**Stated task a**
Convert the entries, from the first line through the line containing "candle-jul-14: [415, 470, 447, 535]", into a Markdown table with the columns Row and Line. Number each row, and leave out any blank lines.

**Page excerpt**

-=-=-=-=-

WiMUN XI

On Sunday 30 June, delegates from AGGS, representing the states of Poland and the Philippines, made their way over to Withington Girls’ School in order to enjoy a ‘fruitful’ debate at WiMUN XI, the 11th Model UN conference at Withington.

As ambassador for Poland, I obviously had planned for this day months in advance, with well-written and witty acronyms at hand (WARISNOTWARSAWME) and a very bold fashion statement which involved wearing 2 different coloured shoes on each foot. Excited for the day, delegates engaged in (hopefully) friendly table tennis matches before gathering at the opening ceremony before going to their respective committees.

In Security Council, debate was as lively as usual, with the P5 being enemies of the UN as usual. I made an unpopular policy statement to begin with, for describing myself as “buzzin” to attend a “lit” debate, which almost got me evicted before caucus even started. During the course of the debate, we watched in horror as the Economic and Social committee rolled in a giant model of an outdated £1 coin accompanied by an even larger euro symbol – which perhaps was a metaphor for the current state of affairs between the UK and the EU. The Security Council debated my resolution on reforming the Responsibility to Protect, which notably had a clause suggesting the creation of a Security Council group chat to speed up response to atrocity crimes via the communication of emoji. However, Russia (who had been threatening to invade Poland for the whole conference) vetoed it so it didn’t pass. When it came to joke awards, I of course won the most important awards of the conference of “best-dressed” and “best shoes” – turns out my odd choice of footwear was a hit!

-=-=-=-=-

**Dataset records**
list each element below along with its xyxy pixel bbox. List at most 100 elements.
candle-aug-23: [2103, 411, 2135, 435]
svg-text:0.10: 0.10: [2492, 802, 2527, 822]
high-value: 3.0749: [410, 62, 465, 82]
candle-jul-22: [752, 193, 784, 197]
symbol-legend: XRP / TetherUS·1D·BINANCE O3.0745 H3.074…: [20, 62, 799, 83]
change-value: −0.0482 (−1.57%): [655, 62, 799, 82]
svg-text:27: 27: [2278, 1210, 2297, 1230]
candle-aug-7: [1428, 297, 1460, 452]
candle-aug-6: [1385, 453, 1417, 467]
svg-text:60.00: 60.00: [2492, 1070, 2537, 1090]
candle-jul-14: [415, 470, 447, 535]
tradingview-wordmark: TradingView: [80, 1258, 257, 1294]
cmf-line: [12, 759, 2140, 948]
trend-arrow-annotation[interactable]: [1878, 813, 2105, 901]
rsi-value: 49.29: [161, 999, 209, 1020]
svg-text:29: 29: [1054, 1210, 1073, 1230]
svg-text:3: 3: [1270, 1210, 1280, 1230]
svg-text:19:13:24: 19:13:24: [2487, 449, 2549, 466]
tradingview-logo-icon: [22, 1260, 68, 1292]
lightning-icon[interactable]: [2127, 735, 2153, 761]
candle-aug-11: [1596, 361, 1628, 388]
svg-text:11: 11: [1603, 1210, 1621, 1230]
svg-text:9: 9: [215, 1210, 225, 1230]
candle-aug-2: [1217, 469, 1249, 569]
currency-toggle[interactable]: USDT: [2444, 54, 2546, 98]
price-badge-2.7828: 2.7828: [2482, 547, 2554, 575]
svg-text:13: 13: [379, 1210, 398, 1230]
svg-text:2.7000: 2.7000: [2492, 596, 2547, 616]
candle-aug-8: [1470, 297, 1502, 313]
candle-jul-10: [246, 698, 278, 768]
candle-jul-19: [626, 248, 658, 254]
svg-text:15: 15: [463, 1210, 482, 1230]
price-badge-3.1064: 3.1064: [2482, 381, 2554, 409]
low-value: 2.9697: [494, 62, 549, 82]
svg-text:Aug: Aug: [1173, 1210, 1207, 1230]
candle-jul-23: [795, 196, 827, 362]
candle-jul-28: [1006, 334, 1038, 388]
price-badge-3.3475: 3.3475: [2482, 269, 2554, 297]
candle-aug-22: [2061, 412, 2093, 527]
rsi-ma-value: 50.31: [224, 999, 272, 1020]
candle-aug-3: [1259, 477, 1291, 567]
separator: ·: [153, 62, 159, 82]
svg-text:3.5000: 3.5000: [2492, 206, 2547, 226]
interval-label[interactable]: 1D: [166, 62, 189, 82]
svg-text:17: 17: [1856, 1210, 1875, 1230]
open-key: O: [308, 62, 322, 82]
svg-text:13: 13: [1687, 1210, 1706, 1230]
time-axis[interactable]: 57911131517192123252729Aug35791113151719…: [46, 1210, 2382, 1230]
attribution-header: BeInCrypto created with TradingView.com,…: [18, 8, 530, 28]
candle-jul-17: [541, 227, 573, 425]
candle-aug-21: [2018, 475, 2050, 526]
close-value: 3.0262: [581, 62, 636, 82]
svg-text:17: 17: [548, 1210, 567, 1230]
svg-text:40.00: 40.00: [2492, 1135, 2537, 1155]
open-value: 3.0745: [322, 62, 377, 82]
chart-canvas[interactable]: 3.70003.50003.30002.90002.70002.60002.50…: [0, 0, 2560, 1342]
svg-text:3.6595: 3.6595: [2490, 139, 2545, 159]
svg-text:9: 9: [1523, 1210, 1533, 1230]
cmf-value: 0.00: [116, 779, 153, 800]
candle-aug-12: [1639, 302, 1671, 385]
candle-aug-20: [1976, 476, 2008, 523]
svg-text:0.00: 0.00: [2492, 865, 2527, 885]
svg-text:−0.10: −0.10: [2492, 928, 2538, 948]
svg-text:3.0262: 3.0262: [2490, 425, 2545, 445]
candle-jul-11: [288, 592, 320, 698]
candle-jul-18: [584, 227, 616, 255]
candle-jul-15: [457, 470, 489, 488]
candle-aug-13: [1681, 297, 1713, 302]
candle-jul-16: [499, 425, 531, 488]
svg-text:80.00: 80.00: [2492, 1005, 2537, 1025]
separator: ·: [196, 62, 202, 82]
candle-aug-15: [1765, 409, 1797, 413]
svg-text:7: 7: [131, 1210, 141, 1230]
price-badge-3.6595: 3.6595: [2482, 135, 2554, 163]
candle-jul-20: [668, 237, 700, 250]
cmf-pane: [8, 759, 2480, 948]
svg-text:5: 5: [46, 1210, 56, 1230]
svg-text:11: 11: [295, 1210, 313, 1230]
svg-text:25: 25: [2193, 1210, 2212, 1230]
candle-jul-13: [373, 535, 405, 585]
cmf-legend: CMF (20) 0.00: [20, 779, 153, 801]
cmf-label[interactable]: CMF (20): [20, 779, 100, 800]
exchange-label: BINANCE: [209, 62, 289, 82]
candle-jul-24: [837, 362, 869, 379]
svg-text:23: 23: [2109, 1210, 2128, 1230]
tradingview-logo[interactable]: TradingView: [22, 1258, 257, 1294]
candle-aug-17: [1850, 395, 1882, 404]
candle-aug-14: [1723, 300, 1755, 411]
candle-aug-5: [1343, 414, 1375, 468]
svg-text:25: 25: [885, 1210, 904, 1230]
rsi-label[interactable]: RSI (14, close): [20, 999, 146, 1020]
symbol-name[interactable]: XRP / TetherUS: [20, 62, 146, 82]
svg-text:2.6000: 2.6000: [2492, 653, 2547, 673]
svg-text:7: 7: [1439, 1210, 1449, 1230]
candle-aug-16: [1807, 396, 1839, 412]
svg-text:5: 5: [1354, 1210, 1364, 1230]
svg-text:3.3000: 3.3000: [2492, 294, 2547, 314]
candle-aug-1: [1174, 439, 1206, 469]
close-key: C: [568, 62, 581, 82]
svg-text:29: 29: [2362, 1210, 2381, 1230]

-=-=-=-=-

**Stated task b**
Carry on the account of the WiMUN XI conference from where it stops.

**Exercise response a**
| Row | Line |
|---|---|
| 1 | list each element below along with its xyxy pixel bbox. List at most 100 elements. |
| 2 | candle-aug-23: [2103, 411, 2135, 435] |
| 3 | svg-text:0.10: 0.10: [2492, 802, 2527, 822] |
| 4 | high-value: 3.0749: [410, 62, 465, 82] |
| 5 | candle-jul-22: [752, 193, 784, 197] |
| 6 | symbol-legend: XRP / TetherUS·1D·BINANCE O3.0745 H3.074…: [20, 62, 799, 83] |
| 7 | change-value: −0.0482 (−1.57%): [655, 62, 799, 82] |
| 8 | svg-text:27: 27: [2278, 1210, 2297, 1230] |
| 9 | candle-aug-7: [1428, 297, 1460, 452] |
| 10 | candle-aug-6: [1385, 453, 1417, 467] |
| 11 | svg-text:60.00: 60.00: [2492, 1070, 2537, 1090] |
| 12 | candle-jul-14: [415, 470, 447, 535] |

**Exercise response b**
WiMUN XI also had a special new committee, called “Historical Council” which imitated Churchill’s War Cabinet with delegates representing people in the cabinet and debating as if it were post-1945, addressing issues such as the Soviet Union and the national healthcare. Our delegate was no longer one representing Poland, but instead represented Richard Casey of Australia, however when asked how the debate was she responded with “dead” – this can be taken both literally and metaphorically. The representative of Richard Casey managed to win “best-looking” and “best shoes” as well as a rather questionable “best couple” with another much-loved delegate.

In Environment, our delegate also had an interesting time by merging with the Netherlands and Ukraine to create “NethPolKraine” relating some rather controversial views on the issues at hand. This year’s conference encouraged everyone to bring reusable bottles to drink from to improve the environment, however the delegate must admit she witnessed a few rogue single-use plastics – no doubt from climate-change deniers such as the USA.

EcoSoc and Political had a fun time in joint committee dancing to Rasputin instead of debating the most captivating and realistic issue of a potential for a shared currency.

In Human Rights, our delegate representing the Philippines made a big impact not only with her fantastic debate, but her newly dip-dyed bright pink hair. Needless to say, she won “best hair”. Our delegates of Poland and Philippines merged with Israel, USA, Turkey and Australia too to create the new country of “PIPUTA”. The delegate notes that merging countries seems to be somewhat of a new trend at conferences. Our delegate of Poland also won “most likely to go to prison” and whilst we want to say that we’re surprised, we’re really not.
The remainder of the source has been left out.